### Task directions
All pictures are to be excluded when the data below is output verbatim.

(Extracted information)

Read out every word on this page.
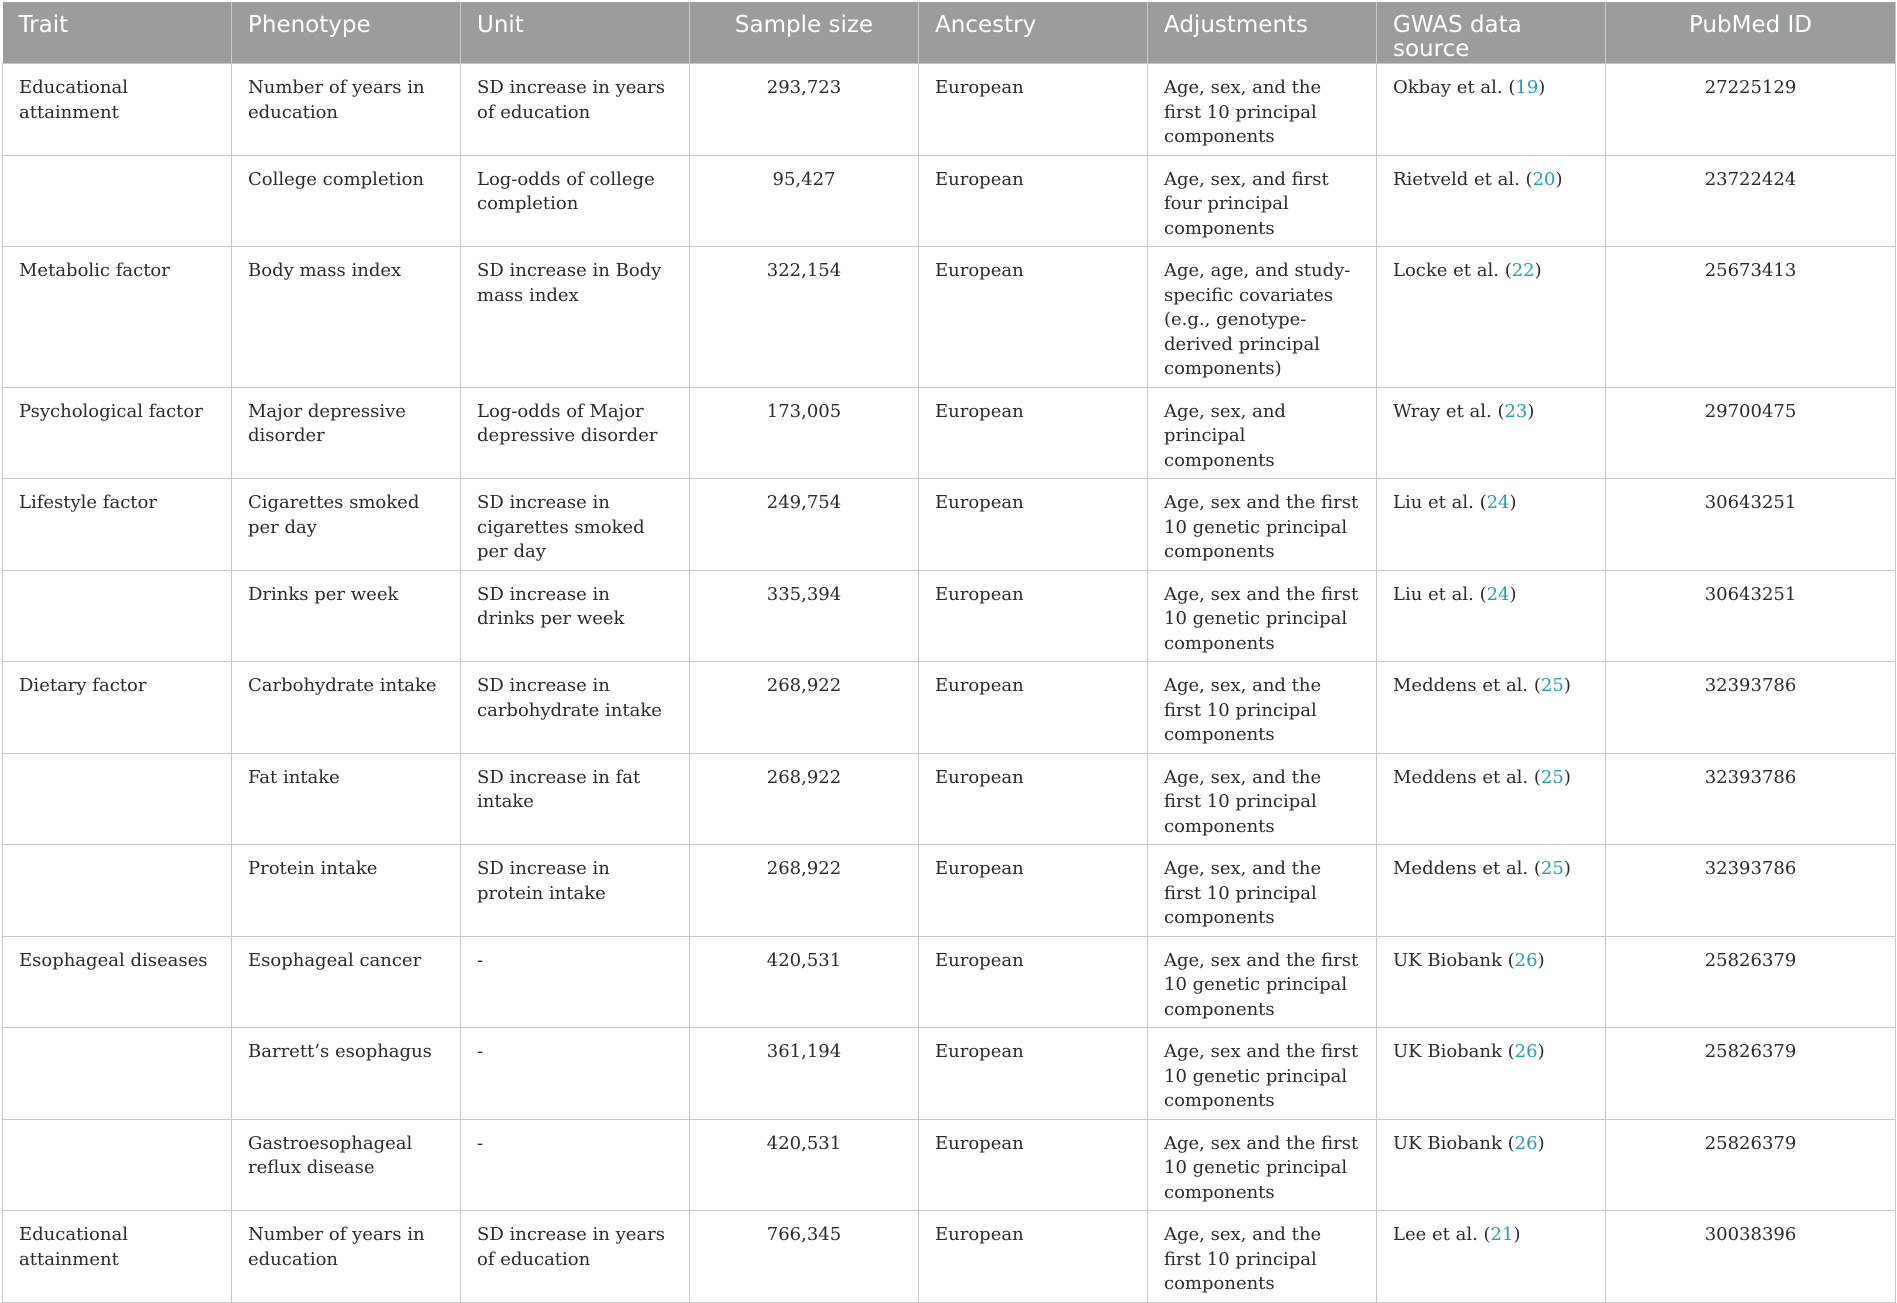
Trait	Phenotype	Unit	Sample size	Ancestry	Adjustments	GWAS data source	PubMed ID
Educational attainment	Number of years in education	SD increase in years of education	293,723	European	Age, sex, and the first 10 principal components	Okbay et al. (19)	27225129
	College completion	Log-odds of college completion	95,427	European	Age, sex, and first four principal components	Rietveld et al. (20)	23722424
Metabolic factor	Body mass index	SD increase in Body mass index	322,154	European	Age, age, and study-specific covariates (e.g., genotype-derived principal components)	Locke et al. (22)	25673413
Psychological factor	Major depressive disorder	Log-odds of Major depressive disorder	173,005	European	Age, sex, and principal components	Wray et al. (23)	29700475
Lifestyle factor	Cigarettes smoked per day	SD increase in cigarettes smoked per day	249,754	European	Age, sex and the first 10 genetic principal components	Liu et al. (24)	30643251
	Drinks per week	SD increase in drinks per week	335,394	European	Age, sex and the first 10 genetic principal components	Liu et al. (24)	30643251
Dietary factor	Carbohydrate intake	SD increase in carbohydrate intake	268,922	European	Age, sex, and the first 10 principal components	Meddens et al. (25)	32393786
	Fat intake	SD increase in fat intake	268,922	European	Age, sex, and the first 10 principal components	Meddens et al. (25)	32393786
	Protein intake	SD increase in protein intake	268,922	European	Age, sex, and the first 10 principal components	Meddens et al. (25)	32393786
Esophageal diseases	Esophageal cancer	-	420,531	European	Age, sex and the first 10 genetic principal components	UK Biobank (26)	25826379
	Barrett’s esophagus	-	361,194	European	Age, sex and the first 10 genetic principal components	UK Biobank (26)	25826379
	Gastroesophageal reflux disease	-	420,531	European	Age, sex and the first 10 genetic principal components	UK Biobank (26)	25826379
Educational attainment	Number of years in education	SD increase in years of education	766,345	European	Age, sex, and the first 10 principal components	Lee et al. (21)	30038396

(End Extracted information)

### Problem solution
Read out every word on this page.
Trait	Phenotype	Unit	Sample size	Ancestry	Adjustments	GWAS data source	PubMed ID
Educational attainment	Number of years in education	SD increase in years of education	293,723	European	Age, sex, and the first 10 principal components	Okbay et al. (19)	27225129
	College completion	Log-odds of college completion	95,427	European	Age, sex, and first four principal components	Rietveld et al. (20)	23722424
Metabolic factor	Body mass index	SD increase in Body mass index	322,154	European	Age, age, and study-specific covariates (e.g., genotype-derived principal components)	Locke et al. (22)	25673413
Psychological factor	Major depressive disorder	Log-odds of Major depressive disorder	173,005	European	Age, sex, and principal components	Wray et al. (23)	29700475
Lifestyle factor	Cigarettes smoked per day	SD increase in cigarettes smoked per day	249,754	European	Age, sex and the first 10 genetic principal components	Liu et al. (24)	30643251
	Drinks per week	SD increase in drinks per week	335,394	European	Age, sex and the first 10 genetic principal components	Liu et al. (24)	30643251
Dietary factor	Carbohydrate intake	SD increase in carbohydrate intake	268,922	European	Age, sex, and the first 10 principal components	Meddens et al. (25)	32393786
	Fat intake	SD increase in fat intake	268,922	European	Age, sex, and the first 10 principal components	Meddens et al. (25)	32393786
	Protein intake	SD increase in protein intake	268,922	European	Age, sex, and the first 10 principal components	Meddens et al. (25)	32393786
Esophageal diseases	Esophageal cancer	-	420,531	European	Age, sex and the first 10 genetic principal components	UK Biobank (26)	25826379
	Barrett’s esophagus	-	361,194	European	Age, sex and the first 10 genetic principal components	UK Biobank (26)	25826379
	Gastroesophageal reflux disease	-	420,531	European	Age, sex and the first 10 genetic principal components	UK Biobank (26)	25826379
Educational attainment	Number of years in education	SD increase in years of education	766,345	European	Age, sex, and the first 10 principal components	Lee et al. (21)	30038396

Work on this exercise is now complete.